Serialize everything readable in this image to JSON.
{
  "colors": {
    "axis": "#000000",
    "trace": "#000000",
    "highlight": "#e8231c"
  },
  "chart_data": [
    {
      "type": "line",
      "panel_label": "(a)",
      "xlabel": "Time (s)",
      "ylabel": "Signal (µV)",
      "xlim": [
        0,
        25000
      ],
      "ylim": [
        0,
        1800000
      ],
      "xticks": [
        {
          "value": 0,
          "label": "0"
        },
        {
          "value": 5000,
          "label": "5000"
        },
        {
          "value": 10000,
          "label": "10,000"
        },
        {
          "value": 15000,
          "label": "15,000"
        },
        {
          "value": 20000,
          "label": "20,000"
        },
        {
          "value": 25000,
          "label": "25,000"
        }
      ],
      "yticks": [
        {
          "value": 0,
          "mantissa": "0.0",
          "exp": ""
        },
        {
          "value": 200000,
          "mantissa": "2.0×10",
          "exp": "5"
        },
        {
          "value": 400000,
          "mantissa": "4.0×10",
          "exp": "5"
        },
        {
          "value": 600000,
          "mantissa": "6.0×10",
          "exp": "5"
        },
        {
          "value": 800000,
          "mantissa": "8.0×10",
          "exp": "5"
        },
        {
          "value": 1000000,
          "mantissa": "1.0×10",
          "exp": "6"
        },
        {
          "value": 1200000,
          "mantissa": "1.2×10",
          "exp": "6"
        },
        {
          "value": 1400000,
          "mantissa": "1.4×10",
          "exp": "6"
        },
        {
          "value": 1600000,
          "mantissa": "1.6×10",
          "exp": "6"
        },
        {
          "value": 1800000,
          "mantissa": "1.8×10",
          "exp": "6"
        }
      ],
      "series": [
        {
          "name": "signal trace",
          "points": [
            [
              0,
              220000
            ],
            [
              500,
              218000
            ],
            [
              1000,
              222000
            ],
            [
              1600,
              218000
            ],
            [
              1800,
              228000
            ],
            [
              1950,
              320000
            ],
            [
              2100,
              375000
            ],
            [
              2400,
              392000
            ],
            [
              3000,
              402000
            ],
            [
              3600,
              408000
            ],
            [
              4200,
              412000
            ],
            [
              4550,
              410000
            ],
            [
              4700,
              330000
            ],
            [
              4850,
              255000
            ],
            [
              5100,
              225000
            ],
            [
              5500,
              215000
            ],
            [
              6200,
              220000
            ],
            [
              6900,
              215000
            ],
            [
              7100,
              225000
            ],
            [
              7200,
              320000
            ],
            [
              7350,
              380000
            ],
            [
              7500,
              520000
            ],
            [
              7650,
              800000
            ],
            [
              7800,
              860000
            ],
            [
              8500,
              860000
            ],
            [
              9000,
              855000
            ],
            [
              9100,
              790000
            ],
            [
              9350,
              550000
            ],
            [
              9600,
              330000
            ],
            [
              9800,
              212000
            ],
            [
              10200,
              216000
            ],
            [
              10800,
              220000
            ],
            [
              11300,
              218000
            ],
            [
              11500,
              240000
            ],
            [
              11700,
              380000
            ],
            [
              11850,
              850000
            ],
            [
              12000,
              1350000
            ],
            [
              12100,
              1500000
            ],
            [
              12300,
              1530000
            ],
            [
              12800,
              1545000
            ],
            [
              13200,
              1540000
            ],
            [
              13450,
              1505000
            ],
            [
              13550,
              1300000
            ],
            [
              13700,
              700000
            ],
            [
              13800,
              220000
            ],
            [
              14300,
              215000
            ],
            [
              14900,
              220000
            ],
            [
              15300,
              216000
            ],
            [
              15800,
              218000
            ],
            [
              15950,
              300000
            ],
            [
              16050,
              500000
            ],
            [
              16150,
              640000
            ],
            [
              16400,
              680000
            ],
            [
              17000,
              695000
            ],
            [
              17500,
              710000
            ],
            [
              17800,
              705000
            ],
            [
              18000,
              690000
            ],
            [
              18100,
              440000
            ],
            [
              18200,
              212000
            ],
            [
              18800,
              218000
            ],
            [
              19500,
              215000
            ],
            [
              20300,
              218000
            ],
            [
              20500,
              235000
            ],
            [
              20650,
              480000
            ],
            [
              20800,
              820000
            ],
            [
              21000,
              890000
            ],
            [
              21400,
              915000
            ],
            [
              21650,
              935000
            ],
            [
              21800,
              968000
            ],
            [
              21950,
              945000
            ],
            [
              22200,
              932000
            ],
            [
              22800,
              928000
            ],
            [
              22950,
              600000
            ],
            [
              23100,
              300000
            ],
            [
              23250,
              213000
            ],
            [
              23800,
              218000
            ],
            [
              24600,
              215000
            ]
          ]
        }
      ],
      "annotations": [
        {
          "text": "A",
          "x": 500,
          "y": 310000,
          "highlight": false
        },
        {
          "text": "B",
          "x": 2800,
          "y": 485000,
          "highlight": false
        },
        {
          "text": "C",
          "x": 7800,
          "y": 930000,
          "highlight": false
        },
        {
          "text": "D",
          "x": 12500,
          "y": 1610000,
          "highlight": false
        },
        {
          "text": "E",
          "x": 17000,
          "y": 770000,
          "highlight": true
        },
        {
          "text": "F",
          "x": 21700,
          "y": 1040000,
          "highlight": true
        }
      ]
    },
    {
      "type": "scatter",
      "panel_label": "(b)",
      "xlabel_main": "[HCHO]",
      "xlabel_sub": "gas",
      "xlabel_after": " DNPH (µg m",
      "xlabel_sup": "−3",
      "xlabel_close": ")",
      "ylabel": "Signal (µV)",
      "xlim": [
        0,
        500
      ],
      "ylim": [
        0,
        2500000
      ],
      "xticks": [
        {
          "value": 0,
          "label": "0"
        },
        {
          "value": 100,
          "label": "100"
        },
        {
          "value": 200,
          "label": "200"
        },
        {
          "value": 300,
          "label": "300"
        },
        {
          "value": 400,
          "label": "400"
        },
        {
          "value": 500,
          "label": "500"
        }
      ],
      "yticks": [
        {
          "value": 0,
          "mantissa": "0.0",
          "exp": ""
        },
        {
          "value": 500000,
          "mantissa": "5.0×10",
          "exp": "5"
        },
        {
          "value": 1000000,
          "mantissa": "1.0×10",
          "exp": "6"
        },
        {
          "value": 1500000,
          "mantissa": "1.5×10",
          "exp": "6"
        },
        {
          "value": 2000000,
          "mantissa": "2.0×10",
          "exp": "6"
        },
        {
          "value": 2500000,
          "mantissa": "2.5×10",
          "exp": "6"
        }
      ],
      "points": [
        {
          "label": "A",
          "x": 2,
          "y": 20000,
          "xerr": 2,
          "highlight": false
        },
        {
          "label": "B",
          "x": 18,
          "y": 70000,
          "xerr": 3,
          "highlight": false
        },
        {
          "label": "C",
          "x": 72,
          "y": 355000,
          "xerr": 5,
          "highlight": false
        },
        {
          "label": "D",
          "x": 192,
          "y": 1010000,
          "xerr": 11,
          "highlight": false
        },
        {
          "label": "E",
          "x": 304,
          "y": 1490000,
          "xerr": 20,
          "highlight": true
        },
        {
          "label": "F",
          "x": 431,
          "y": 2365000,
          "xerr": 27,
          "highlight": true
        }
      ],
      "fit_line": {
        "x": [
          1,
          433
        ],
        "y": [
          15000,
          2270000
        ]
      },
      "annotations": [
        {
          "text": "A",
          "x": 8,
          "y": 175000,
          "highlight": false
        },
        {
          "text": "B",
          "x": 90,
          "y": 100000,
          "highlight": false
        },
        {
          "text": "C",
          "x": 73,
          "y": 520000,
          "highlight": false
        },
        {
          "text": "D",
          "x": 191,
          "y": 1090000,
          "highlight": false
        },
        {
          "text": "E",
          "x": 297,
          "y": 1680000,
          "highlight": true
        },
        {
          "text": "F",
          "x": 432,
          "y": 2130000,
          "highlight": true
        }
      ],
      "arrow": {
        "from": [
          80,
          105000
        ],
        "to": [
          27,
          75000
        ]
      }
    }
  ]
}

• • • • •

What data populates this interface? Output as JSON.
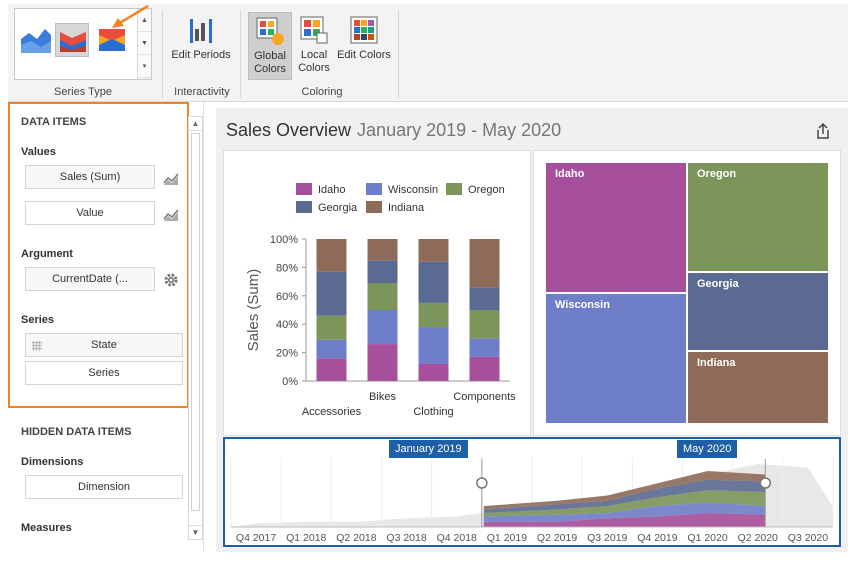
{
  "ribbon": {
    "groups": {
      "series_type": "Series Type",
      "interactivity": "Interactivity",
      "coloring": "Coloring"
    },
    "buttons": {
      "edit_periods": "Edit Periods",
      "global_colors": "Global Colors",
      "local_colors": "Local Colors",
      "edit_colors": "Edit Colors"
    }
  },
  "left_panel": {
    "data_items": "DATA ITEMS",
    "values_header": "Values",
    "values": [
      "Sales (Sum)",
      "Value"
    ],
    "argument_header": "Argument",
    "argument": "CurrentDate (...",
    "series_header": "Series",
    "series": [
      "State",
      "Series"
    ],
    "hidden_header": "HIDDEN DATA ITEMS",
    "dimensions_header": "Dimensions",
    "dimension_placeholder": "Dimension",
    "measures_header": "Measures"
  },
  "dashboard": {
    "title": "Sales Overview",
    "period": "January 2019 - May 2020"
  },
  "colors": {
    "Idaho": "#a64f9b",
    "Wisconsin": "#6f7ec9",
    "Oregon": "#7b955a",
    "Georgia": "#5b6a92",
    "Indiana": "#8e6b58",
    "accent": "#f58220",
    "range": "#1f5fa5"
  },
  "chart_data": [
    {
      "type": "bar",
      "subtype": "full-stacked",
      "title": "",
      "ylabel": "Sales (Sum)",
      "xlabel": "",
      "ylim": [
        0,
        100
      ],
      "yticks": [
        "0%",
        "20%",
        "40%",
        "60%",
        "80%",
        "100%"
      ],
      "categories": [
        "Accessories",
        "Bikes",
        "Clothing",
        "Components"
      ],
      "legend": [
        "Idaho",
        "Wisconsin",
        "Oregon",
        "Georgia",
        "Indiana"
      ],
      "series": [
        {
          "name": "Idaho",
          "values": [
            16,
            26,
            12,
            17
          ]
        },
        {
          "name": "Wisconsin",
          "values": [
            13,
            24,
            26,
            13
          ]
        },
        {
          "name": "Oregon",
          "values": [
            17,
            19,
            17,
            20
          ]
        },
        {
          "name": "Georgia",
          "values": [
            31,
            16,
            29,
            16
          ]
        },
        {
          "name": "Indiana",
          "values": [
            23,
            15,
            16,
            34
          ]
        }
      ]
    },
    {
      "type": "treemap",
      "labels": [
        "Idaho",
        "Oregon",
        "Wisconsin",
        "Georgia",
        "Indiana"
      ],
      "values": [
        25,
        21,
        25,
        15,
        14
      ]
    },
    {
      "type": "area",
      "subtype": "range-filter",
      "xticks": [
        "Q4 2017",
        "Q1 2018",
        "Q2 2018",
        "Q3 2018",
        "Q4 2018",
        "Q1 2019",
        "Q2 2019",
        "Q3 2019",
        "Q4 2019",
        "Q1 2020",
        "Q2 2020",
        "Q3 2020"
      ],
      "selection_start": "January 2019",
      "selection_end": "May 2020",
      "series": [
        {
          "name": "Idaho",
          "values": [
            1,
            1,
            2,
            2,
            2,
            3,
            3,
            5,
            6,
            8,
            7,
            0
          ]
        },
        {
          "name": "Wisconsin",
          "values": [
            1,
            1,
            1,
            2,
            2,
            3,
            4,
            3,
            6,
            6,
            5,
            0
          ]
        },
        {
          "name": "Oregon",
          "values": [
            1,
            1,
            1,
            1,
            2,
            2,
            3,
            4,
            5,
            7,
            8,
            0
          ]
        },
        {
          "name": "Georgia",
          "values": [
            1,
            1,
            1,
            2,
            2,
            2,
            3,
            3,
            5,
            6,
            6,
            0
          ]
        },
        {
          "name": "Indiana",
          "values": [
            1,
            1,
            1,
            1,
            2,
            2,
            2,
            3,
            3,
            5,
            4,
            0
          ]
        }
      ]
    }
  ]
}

• • • • •

* **Task to carry out**
Establish how many lines of the material above hold the word "Edit". Nothing but the count should be returned.

* **Worked answer**
2